**WHAT IS ASKED**
In your copy, leave out the pictures; write out all the data exactly.

**DATA SHOWN**
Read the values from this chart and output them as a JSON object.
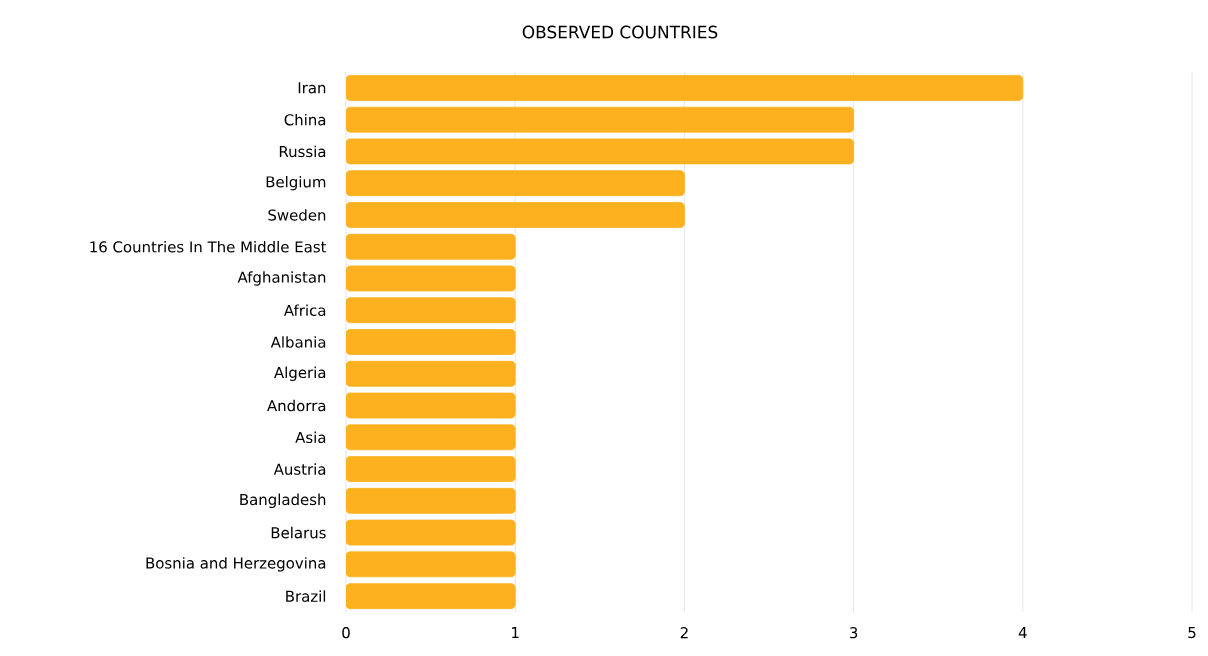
{
  "chart_data": {
    "type": "bar",
    "orientation": "horizontal",
    "title": "OBSERVED COUNTRIES",
    "categories": [
      "Iran",
      "China",
      "Russia",
      "Belgium",
      "Sweden",
      "16 Countries In The Middle East",
      "Afghanistan",
      "Africa",
      "Albania",
      "Algeria",
      "Andorra",
      "Asia",
      "Austria",
      "Bangladesh",
      "Belarus",
      "Bosnia and Herzegovina",
      "Brazil"
    ],
    "values": [
      4,
      3,
      3,
      2,
      2,
      1,
      1,
      1,
      1,
      1,
      1,
      1,
      1,
      1,
      1,
      1,
      1
    ],
    "color": "#fdb11f",
    "xlim": [
      0,
      5
    ],
    "xticks": [
      0,
      1,
      2,
      3,
      4,
      5
    ],
    "grid": "x"
  }
}
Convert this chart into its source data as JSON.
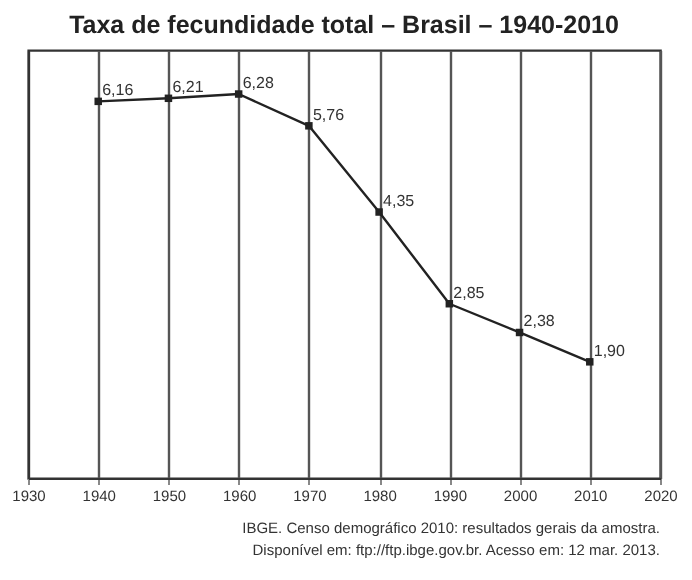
{
  "chart_data": {
    "type": "line",
    "title": "Taxa de fecundidade total – Brasil – 1940-2010",
    "x": [
      1940,
      1950,
      1960,
      1970,
      1980,
      1990,
      2000,
      2010
    ],
    "series": [
      {
        "color": "#222222",
        "values": [
          6.16,
          6.21,
          6.28,
          5.76,
          4.35,
          2.85,
          2.38,
          1.9
        ],
        "value_labels": [
          "6,16",
          "6,21",
          "6,28",
          "5,76",
          "4,35",
          "2,85",
          "2,38",
          "1,90"
        ]
      }
    ],
    "xlim": [
      1930,
      2020
    ],
    "xticks": [
      1930,
      1940,
      1950,
      1960,
      1970,
      1980,
      1990,
      2000,
      2010,
      2020
    ],
    "ylim": [
      0,
      7
    ],
    "tick_labels": "x",
    "grid": "x",
    "marker": "square",
    "line_style": "solid",
    "annotations": [
      "IBGE. Censo demográfico 2010: resultados gerais da amostra.",
      "Disponível em: ftp://ftp.ibge.gov.br. Acesso em: 12 mar. 2013."
    ]
  }
}
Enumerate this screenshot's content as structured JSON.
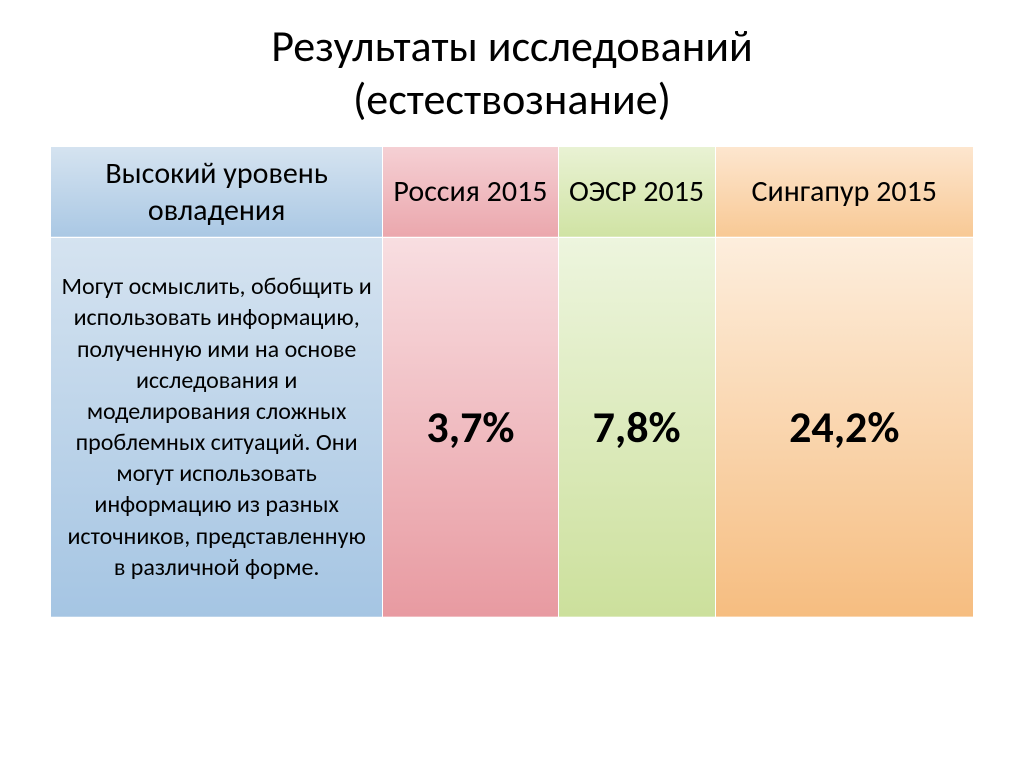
{
  "title": {
    "line1": "Результаты исследований",
    "line2": "(естествознание)"
  },
  "table": {
    "headers": {
      "description": "Высокий уровень овладения",
      "russia": "Россия 2015",
      "oecd": "ОЭСР 2015",
      "singapore": "Сингапур 2015"
    },
    "row": {
      "description": "Могут осмыслить, обобщить и использовать информацию, полученную ими на основе исследования и моделирования сложных проблемных ситуаций. Они могут использовать информацию из разных источников, представленную в различной форме.",
      "russia": "3,7%",
      "oecd": "7,8%",
      "singapore": "24,2%"
    }
  },
  "style": {
    "title_fontsize": 44,
    "header_fontsize": 30,
    "description_fontsize": 24,
    "value_fontsize": 44,
    "colors": {
      "desc_header_bg_top": "#d5e3f0",
      "desc_header_bg_bottom": "#aac8e4",
      "russia_header_bg_top": "#f5d0d4",
      "russia_header_bg_bottom": "#eba7ad",
      "oecd_header_bg_top": "#e9f2d4",
      "oecd_header_bg_bottom": "#d0e3a4",
      "singapore_header_bg_top": "#fde6cf",
      "singapore_header_bg_bottom": "#f8c995",
      "desc_body_bg_top": "#d5e3f0",
      "desc_body_bg_bottom": "#a5c5e3",
      "russia_body_bg_top": "#f8dee1",
      "russia_body_bg_bottom": "#e89aa1",
      "oecd_body_bg_top": "#edf5de",
      "oecd_body_bg_bottom": "#cce09c",
      "singapore_body_bg_top": "#fdeedd",
      "singapore_body_bg_bottom": "#f6bd80",
      "border": "#ffffff",
      "text": "#000000",
      "background": "#ffffff"
    },
    "column_widths_pct": {
      "description": 36,
      "russia": 19,
      "oecd": 17,
      "singapore": 28
    }
  }
}
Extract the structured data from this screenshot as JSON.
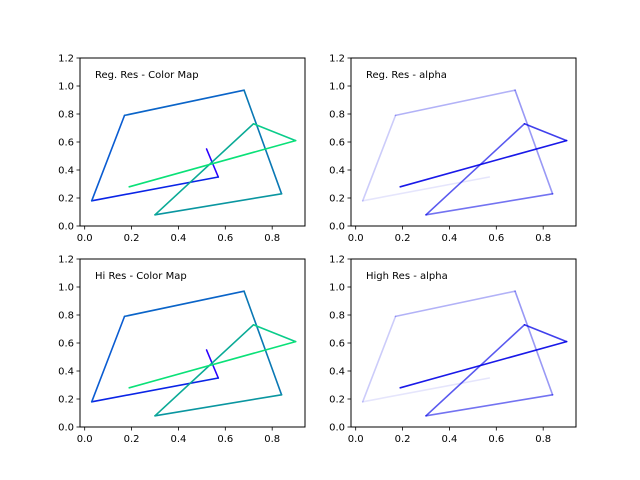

**RESULT OF THIS TASK**
Read the values from this chart and output them as a JSON object.
{
  "chart_data": {
    "type": "bar",
    "orientation": "horizontal",
    "title": "OBSERVED COUNTRIES",
    "categories": [
      "Iran",
      "China",
      "Russia",
      "Belgium",
      "Sweden",
      "16 Countries In The Middle East",
      "Afghanistan",
      "Africa",
      "Albania",
      "Algeria",
      "Andorra",
      "Asia",
      "Austria",
      "Bangladesh",
      "Belarus",
      "Bosnia and Herzegovina",
      "Brazil"
    ],
    "values": [
      4,
      3,
      3,
      2,
      2,
      1,
      1,
      1,
      1,
      1,
      1,
      1,
      1,
      1,
      1,
      1,
      1
    ],
    "color": "#fdb11f",
    "xlim": [
      0,
      5
    ],
    "xticks": [
      0,
      1,
      2,
      3,
      4,
      5
    ],
    "grid": "x"
  }
}
Convert this chart into its source data as JSON.
{
  "chart_data": {
    "type": "line",
    "title": "Taxa de fecundidade total – Brasil – 1940-2010",
    "x": [
      1940,
      1950,
      1960,
      1970,
      1980,
      1990,
      2000,
      2010
    ],
    "series": [
      {
        "color": "#222222",
        "values": [
          6.16,
          6.21,
          6.28,
          5.76,
          4.35,
          2.85,
          2.38,
          1.9
        ],
        "value_labels": [
          "6,16",
          "6,21",
          "6,28",
          "5,76",
          "4,35",
          "2,85",
          "2,38",
          "1,90"
        ]
      }
    ],
    "xlim": [
      1930,
      2020
    ],
    "xticks": [
      1930,
      1940,
      1950,
      1960,
      1970,
      1980,
      1990,
      2000,
      2010,
      2020
    ],
    "ylim": [
      0,
      7
    ],
    "tick_labels": "x",
    "grid": "x",
    "marker": "square",
    "line_style": "solid",
    "annotations": [
      "IBGE. Censo demográfico 2010: resultados gerais da amostra.",
      "Disponível em: ftp://ftp.ibge.gov.br. Acesso em: 12 mar. 2013."
    ]
  }
}
Enumerate this screenshot's content as structured JSON.
{
  "title": {
    "line1": "Результаты исследований",
    "line2": "(естествознание)"
  },
  "table": {
    "headers": {
      "description": "Высокий уровень овладения",
      "russia": "Россия 2015",
      "oecd": "ОЭСР 2015",
      "singapore": "Сингапур 2015"
    },
    "row": {
      "description": "Могут осмыслить, обобщить и использовать информацию, полученную ими на основе исследования и моделирования сложных проблемных ситуаций. Они могут использовать информацию из разных источников, представленную в различной форме.",
      "russia": "3,7%",
      "oecd": "7,8%",
      "singapore": "24,2%"
    }
  },
  "style": {
    "title_fontsize": 44,
    "header_fontsize": 30,
    "description_fontsize": 24,
    "value_fontsize": 44,
    "colors": {
      "desc_header_bg_top": "#d5e3f0",
      "desc_header_bg_bottom": "#aac8e4",
      "russia_header_bg_top": "#f5d0d4",
      "russia_header_bg_bottom": "#eba7ad",
      "oecd_header_bg_top": "#e9f2d4",
      "oecd_header_bg_bottom": "#d0e3a4",
      "singapore_header_bg_top": "#fde6cf",
      "singapore_header_bg_bottom": "#f8c995",
      "desc_body_bg_top": "#d5e3f0",
      "desc_body_bg_bottom": "#a5c5e3",
      "russia_body_bg_top": "#f8dee1",
      "russia_body_bg_bottom": "#e89aa1",
      "oecd_body_bg_top": "#edf5de",
      "oecd_body_bg_bottom": "#cce09c",
      "singapore_body_bg_top": "#fdeedd",
      "singapore_body_bg_bottom": "#f6bd80",
      "border": "#ffffff",
      "text": "#000000",
      "background": "#ffffff"
    },
    "column_widths_pct": {
      "description": 36,
      "russia": 19,
      "oecd": 17,
      "singapore": 28
    }
  }
}
Extract the structured data from this screenshot as JSON.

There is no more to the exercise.